- **Stored records**
***

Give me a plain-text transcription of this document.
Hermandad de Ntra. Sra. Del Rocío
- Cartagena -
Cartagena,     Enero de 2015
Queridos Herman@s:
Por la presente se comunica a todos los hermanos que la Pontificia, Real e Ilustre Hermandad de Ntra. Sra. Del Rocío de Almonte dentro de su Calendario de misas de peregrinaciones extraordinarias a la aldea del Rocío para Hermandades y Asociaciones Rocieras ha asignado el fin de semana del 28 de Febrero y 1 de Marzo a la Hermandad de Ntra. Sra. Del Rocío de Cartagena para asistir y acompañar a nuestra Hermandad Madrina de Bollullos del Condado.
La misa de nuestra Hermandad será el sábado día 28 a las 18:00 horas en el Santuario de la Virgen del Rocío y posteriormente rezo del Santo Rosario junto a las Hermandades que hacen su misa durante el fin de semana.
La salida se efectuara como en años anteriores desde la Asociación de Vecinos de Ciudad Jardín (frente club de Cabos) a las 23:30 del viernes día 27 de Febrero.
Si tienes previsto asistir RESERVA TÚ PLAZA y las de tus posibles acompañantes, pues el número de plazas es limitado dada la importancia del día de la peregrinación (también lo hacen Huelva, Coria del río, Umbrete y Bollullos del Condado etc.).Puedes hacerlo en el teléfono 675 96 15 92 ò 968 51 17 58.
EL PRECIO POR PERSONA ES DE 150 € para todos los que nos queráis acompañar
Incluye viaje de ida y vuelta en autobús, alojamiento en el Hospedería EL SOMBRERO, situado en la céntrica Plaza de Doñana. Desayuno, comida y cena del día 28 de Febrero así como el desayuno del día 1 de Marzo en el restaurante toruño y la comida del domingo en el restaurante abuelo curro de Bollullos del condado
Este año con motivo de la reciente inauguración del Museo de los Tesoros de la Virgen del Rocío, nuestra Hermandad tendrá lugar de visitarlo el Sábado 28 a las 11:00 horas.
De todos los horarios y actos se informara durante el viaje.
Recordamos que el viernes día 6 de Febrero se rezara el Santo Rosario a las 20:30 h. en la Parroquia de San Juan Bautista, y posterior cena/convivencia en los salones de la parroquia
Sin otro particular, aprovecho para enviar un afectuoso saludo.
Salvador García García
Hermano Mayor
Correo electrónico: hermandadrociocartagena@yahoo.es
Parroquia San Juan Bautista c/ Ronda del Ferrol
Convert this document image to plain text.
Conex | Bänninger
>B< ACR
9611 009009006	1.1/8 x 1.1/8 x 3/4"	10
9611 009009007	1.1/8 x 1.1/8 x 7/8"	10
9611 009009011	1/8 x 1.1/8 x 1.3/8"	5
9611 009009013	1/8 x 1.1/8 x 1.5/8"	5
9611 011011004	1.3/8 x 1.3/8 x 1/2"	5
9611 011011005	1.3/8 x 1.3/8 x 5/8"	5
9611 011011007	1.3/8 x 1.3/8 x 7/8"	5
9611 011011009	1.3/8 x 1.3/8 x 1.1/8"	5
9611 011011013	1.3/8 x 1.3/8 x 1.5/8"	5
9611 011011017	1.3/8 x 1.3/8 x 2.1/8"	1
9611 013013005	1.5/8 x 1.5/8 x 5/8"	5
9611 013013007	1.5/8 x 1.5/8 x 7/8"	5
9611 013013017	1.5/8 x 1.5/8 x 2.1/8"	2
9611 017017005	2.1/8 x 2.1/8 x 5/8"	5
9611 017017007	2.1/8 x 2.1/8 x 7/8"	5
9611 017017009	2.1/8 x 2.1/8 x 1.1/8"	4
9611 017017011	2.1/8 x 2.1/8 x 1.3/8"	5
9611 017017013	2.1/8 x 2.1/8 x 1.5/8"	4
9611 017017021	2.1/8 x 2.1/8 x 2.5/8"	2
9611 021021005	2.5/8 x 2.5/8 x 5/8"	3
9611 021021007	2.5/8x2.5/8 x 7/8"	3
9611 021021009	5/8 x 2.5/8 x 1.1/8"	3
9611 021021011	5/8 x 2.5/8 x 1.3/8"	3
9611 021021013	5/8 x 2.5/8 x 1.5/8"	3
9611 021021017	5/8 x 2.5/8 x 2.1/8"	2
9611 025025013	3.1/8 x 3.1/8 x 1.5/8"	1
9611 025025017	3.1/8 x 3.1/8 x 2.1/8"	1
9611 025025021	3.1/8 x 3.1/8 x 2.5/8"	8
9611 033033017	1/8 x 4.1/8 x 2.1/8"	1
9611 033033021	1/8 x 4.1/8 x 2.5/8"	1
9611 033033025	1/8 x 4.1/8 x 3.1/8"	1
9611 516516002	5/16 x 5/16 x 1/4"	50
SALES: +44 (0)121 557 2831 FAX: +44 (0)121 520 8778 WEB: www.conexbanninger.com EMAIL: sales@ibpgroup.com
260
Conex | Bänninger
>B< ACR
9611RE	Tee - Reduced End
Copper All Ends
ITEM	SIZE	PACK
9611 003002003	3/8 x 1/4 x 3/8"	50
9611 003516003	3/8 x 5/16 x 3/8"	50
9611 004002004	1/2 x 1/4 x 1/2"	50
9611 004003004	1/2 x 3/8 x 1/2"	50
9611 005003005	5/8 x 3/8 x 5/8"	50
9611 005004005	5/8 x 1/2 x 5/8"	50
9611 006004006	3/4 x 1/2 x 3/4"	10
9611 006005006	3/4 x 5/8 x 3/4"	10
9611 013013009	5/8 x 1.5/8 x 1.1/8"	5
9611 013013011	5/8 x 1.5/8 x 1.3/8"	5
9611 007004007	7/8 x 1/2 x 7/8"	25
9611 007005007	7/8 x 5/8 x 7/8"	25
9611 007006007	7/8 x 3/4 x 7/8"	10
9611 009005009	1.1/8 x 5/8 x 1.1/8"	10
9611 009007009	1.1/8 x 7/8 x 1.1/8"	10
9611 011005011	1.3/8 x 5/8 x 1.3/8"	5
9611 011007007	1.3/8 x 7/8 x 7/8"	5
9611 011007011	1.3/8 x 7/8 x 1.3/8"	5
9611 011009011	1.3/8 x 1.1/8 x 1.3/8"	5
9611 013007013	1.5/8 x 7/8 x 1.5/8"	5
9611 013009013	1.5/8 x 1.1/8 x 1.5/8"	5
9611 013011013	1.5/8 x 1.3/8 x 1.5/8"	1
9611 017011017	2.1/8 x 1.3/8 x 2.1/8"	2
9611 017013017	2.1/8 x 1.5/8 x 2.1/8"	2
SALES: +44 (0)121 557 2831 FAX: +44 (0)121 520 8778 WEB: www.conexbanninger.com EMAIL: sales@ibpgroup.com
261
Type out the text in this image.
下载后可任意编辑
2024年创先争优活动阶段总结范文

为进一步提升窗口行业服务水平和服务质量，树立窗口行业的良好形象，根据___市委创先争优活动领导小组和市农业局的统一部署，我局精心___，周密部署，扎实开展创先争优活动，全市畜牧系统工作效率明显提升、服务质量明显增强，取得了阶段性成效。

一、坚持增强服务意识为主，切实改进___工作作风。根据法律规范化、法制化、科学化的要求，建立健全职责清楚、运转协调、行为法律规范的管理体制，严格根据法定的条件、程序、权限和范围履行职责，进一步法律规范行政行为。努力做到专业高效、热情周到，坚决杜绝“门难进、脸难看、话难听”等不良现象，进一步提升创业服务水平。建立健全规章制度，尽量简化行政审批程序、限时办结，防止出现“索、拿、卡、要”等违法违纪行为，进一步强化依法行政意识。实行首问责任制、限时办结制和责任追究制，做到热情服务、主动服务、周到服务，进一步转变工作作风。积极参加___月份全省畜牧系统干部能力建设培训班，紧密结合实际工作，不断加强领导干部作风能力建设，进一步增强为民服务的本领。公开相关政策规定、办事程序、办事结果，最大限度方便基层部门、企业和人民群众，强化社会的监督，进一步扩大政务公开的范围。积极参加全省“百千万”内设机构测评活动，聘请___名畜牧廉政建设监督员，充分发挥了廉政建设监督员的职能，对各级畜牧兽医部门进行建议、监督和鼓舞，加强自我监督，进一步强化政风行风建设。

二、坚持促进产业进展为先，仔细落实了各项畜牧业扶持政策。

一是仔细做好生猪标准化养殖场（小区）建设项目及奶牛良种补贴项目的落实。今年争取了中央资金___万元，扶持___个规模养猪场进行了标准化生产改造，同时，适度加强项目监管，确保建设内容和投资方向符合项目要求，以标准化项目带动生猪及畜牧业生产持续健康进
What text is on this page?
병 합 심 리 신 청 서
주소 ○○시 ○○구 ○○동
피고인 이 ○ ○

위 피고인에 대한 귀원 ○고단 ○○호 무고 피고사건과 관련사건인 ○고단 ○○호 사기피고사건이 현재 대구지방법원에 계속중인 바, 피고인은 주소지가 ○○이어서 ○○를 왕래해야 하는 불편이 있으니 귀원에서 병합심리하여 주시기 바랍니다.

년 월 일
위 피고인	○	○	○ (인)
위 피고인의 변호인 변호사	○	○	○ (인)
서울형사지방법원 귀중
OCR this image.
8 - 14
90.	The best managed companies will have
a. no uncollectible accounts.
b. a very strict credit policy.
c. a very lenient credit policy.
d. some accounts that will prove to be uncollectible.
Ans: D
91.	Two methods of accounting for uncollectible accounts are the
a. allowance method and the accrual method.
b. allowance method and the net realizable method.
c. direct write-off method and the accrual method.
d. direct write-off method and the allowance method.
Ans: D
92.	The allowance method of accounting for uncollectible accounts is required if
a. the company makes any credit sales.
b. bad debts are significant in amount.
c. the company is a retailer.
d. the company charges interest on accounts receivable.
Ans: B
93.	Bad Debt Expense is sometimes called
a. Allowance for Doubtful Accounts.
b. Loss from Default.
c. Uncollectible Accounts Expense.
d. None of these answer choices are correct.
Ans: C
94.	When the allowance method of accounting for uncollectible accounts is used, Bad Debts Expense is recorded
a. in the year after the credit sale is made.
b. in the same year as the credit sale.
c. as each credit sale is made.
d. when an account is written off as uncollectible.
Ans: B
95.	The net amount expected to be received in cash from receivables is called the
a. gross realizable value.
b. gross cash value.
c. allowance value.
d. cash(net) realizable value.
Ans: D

***

- **Short exercise**
Show all lines in the entries above where the string "document" appears.

- **Result**
Give me a plain-text transcription of this document.
Convert this document image to plain text.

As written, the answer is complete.